- DATA EXCERPTS:
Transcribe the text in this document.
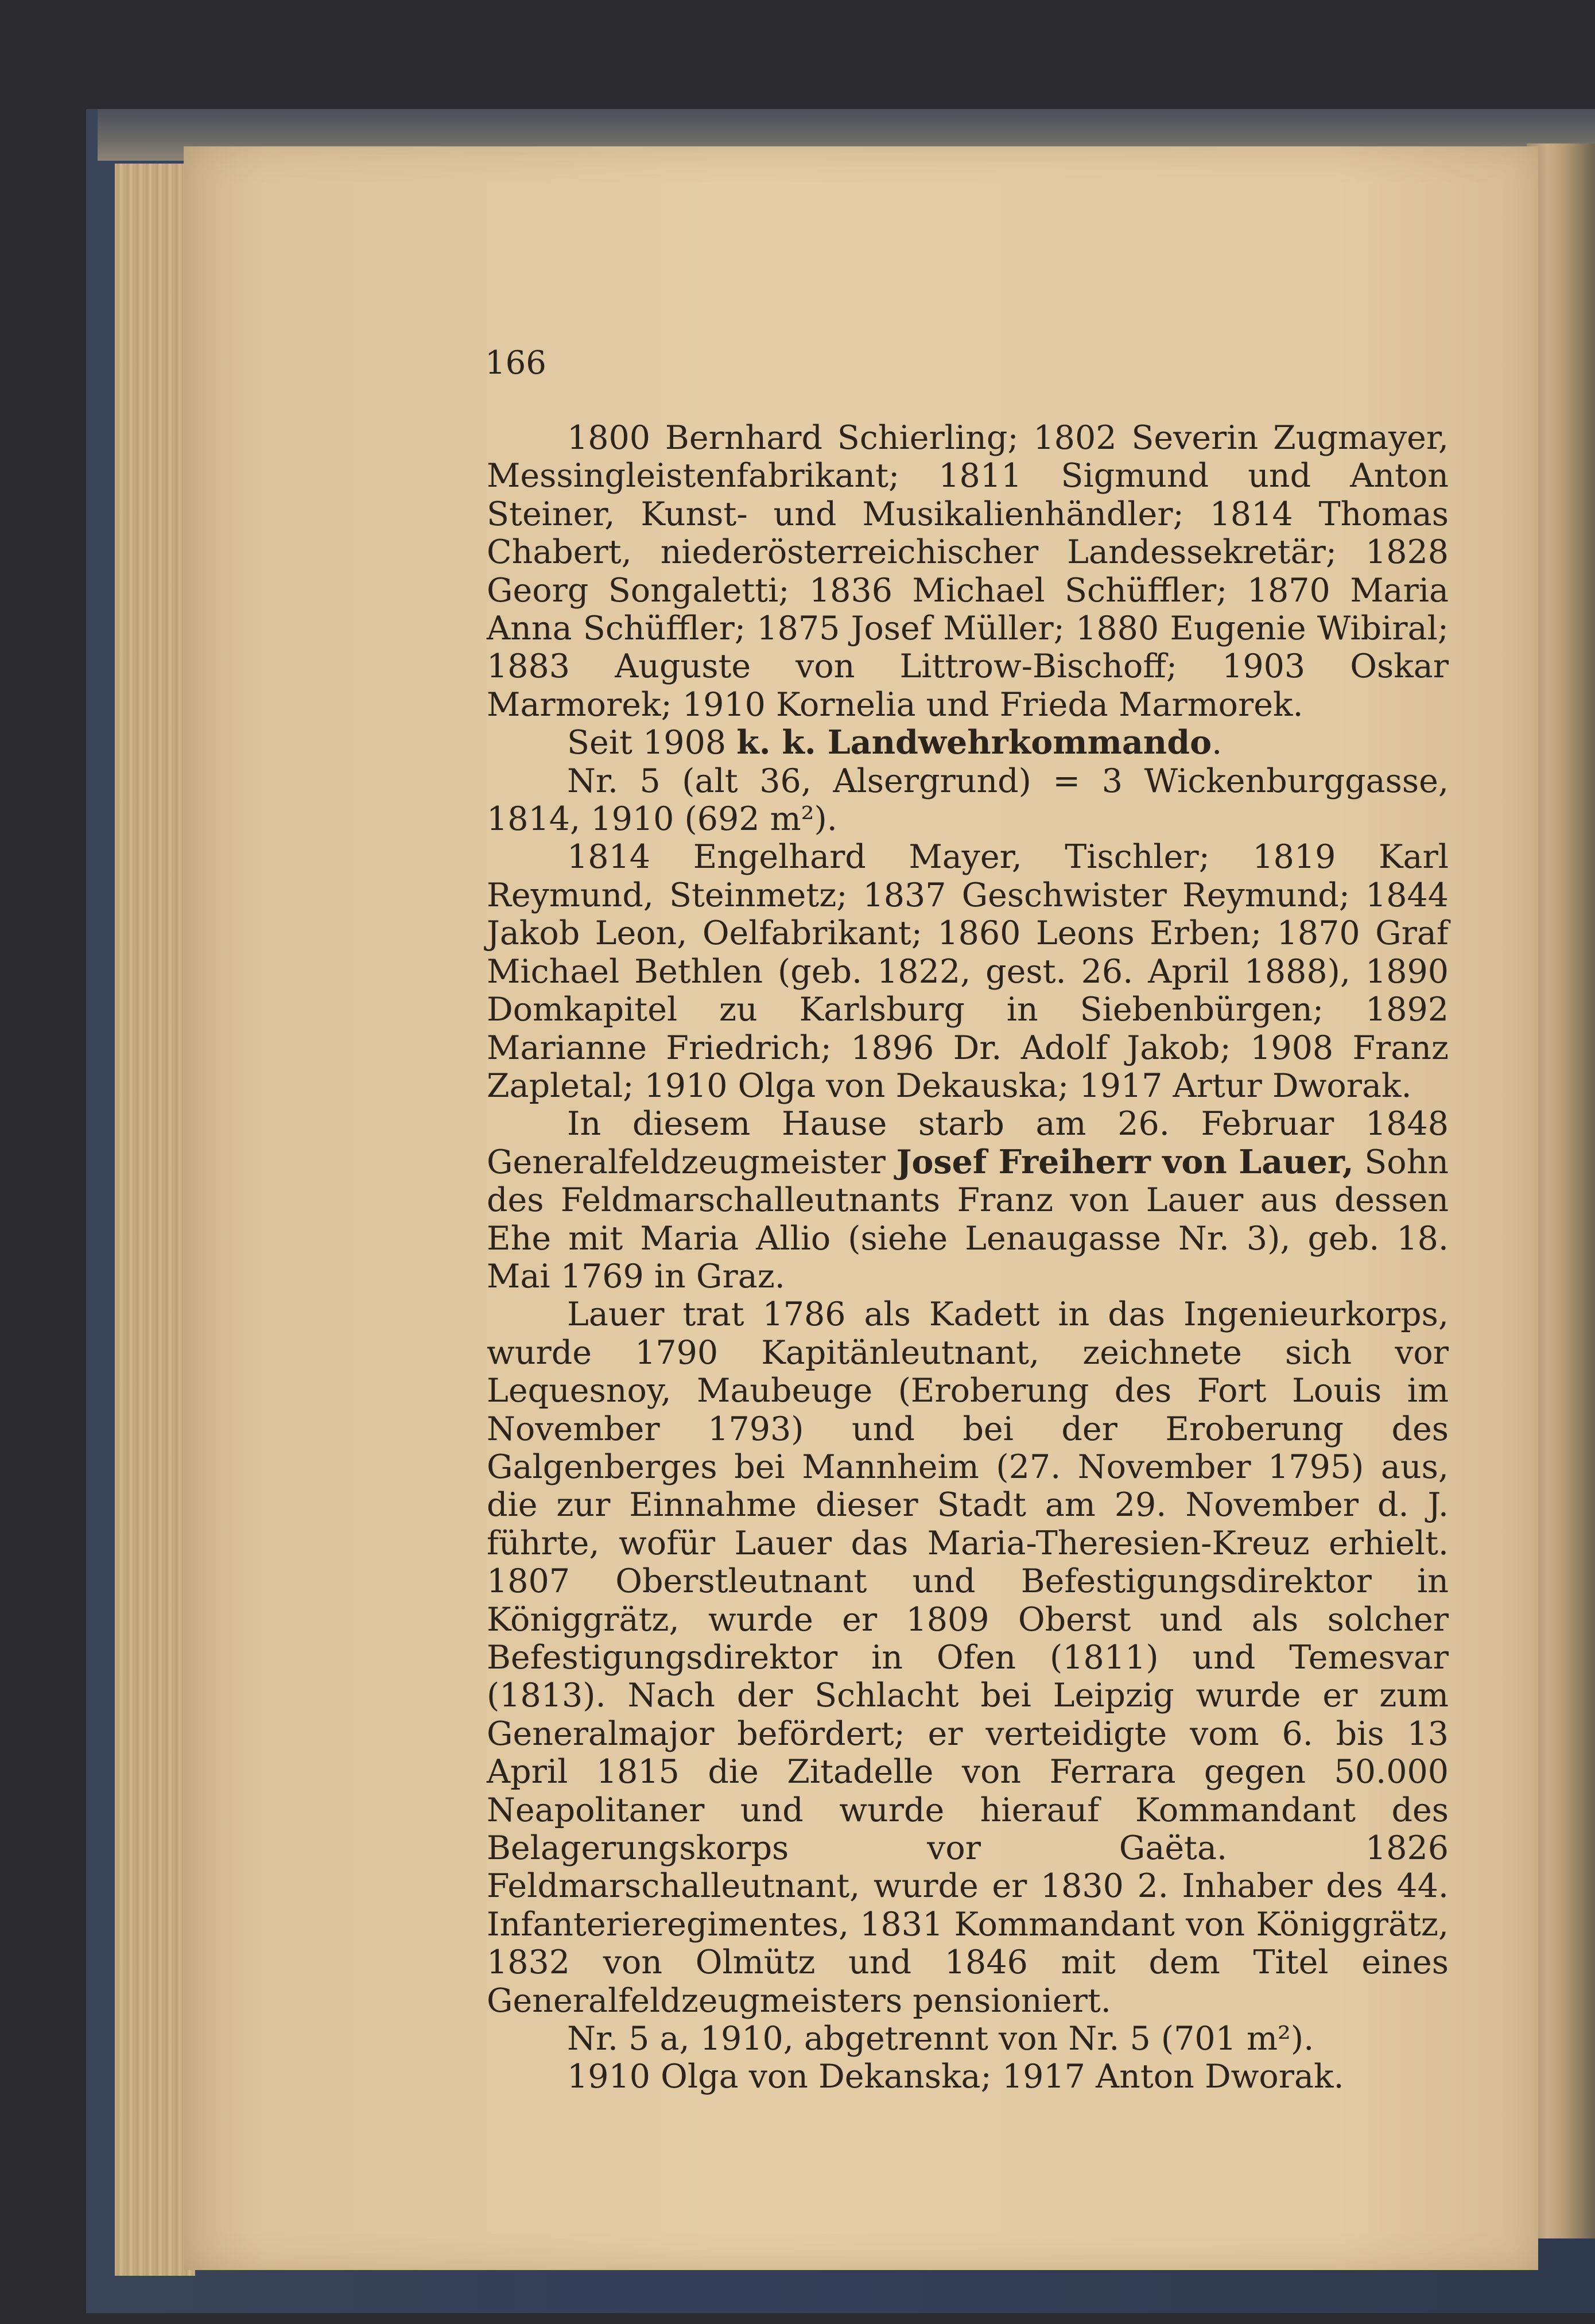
166

1800 Bernhard Schierling; 1802 Severin Zugmayer, Messingleistenfabrikant; 1811 Sigmund und Anton Steiner, Kunst- und Musikalienhändler; 1814 Thomas Chabert, niederösterreichischer Landessekretär; 1828 Georg Songaletti; 1836 Michael Schüffler; 1870 Maria Anna Schüffler; 1875 Josef Müller; 1880 Eugenie Wibiral; 1883 Auguste von Littrow-Bischoff; 1903 Oskar Marmorek; 1910 Kornelia und Frieda Marmorek.

Seit 1908 k. k. Landwehrkommando.

Nr. 5 (alt 36, Alsergrund) = 3 Wickenburggasse, 1814, 1910 (692 m²).

1814 Engelhard Mayer, Tischler; 1819 Karl Reymund, Steinmetz; 1837 Geschwister Reymund; 1844 Jakob Leon, Oelfabrikant; 1860 Leons Erben; 1870 Graf Michael Bethlen (geb. 1822, gest. 26. April 1888), 1890 Domkapitel zu Karlsburg in Siebenbürgen; 1892 Marianne Friedrich; 1896 Dr. Adolf Jakob; 1908 Franz Zapletal; 1910 Olga von Dekauska; 1917 Artur Dworak.

In diesem Hause starb am 26. Februar 1848 Generalfeldzeugmeister Josef Freiherr von Lauer, Sohn des Feldmarschalleutnants Franz von Lauer aus dessen Ehe mit Maria Allio (siehe Lenaugasse Nr. 3), geb. 18. Mai 1769 in Graz.

Lauer trat 1786 als Kadett in das Ingenieurkorps, wurde 1790 Kapitänleutnant, zeichnete sich vor Lequesnoy, Maubeuge (Eroberung des Fort Louis im November 1793) und bei der Eroberung des Galgenberges bei Mannheim (27. November 1795) aus, die zur Einnahme dieser Stadt am 29. November d. J. führte, wofür Lauer das Maria-Theresien-Kreuz erhielt. 1807 Oberstleutnant und Befestigungsdirektor in Königgrätz, wurde er 1809 Oberst und als solcher Befestigungsdirektor in Ofen (1811) und Temesvar (1813). Nach der Schlacht bei Leipzig wurde er zum Generalmajor befördert; er verteidigte vom 6. bis 13 April 1815 die Zitadelle von Ferrara gegen 50.000 Neapolitaner und wurde hierauf Kommandant des Belagerungskorps vor Gaëta. 1826 Feldmarschalleutnant, wurde er 1830 2. Inhaber des 44. Infanterieregimentes, 1831 Kommandant von Königgrätz, 1832 von Olmütz und 1846 mit dem Titel eines Generalfeldzeugmeisters pensioniert.

Nr. 5 a, 1910, abgetrennt von Nr. 5 (701 m²).

1910 Olga von Dekanska; 1917 Anton Dworak.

- WHAT THE TASK ASKS: Leave out the pictures and print each record exactly as it stands.

- FULL ANSWER:
Transcribe the text in this document.
166

1800 Bernhard Schierling; 1802 Severin Zugmayer, Messingleistenfabrikant; 1811 Sigmund und Anton Steiner, Kunst- und Musikalienhändler; 1814 Thomas Chabert, niederösterreichischer Landessekretär; 1828 Georg Songaletti; 1836 Michael Schüffler; 1870 Maria Anna Schüffler; 1875 Josef Müller; 1880 Eugenie Wibiral; 1883 Auguste von Littrow-Bischoff; 1903 Oskar Marmorek; 1910 Kornelia und Frieda Marmorek.

Seit 1908 k. k. Landwehrkommando.

Nr. 5 (alt 36, Alsergrund) = 3 Wickenburggasse, 1814, 1910 (692 m²).

1814 Engelhard Mayer, Tischler; 1819 Karl Reymund, Steinmetz; 1837 Geschwister Reymund; 1844 Jakob Leon, Oelfabrikant; 1860 Leons Erben; 1870 Graf Michael Bethlen (geb. 1822, gest. 26. April 1888), 1890 Domkapitel zu Karlsburg in Siebenbürgen; 1892 Marianne Friedrich; 1896 Dr. Adolf Jakob; 1908 Franz Zapletal; 1910 Olga von Dekauska; 1917 Artur Dworak.

In diesem Hause starb am 26. Februar 1848 Generalfeldzeugmeister Josef Freiherr von Lauer, Sohn des Feldmarschalleutnants Franz von Lauer aus dessen Ehe mit Maria Allio (siehe Lenaugasse Nr. 3), geb. 18. Mai 1769 in Graz.

Lauer trat 1786 als Kadett in das Ingenieurkorps, wurde 1790 Kapitänleutnant, zeichnete sich vor Lequesnoy, Maubeuge (Eroberung des Fort Louis im November 1793) und bei der Eroberung des Galgenberges bei Mannheim (27. November 1795) aus, die zur Einnahme dieser Stadt am 29. November d. J. führte, wofür Lauer das Maria-Theresien-Kreuz erhielt. 1807 Oberstleutnant und Befestigungsdirektor in Königgrätz, wurde er 1809 Oberst und als solcher Befestigungsdirektor in Ofen (1811) und Temesvar (1813). Nach der Schlacht bei Leipzig wurde er zum Generalmajor befördert; er verteidigte vom 6. bis 13 April 1815 die Zitadelle von Ferrara gegen 50.000 Neapolitaner und wurde hierauf Kommandant des Belagerungskorps vor Gaëta. 1826 Feldmarschalleutnant, wurde er 1830 2. Inhaber des 44. Infanterieregimentes, 1831 Kommandant von Königgrätz, 1832 von Olmütz und 1846 mit dem Titel eines Generalfeldzeugmeisters pensioniert.

Nr. 5 a, 1910, abgetrennt von Nr. 5 (701 m²).

1910 Olga von Dekanska; 1917 Anton Dworak.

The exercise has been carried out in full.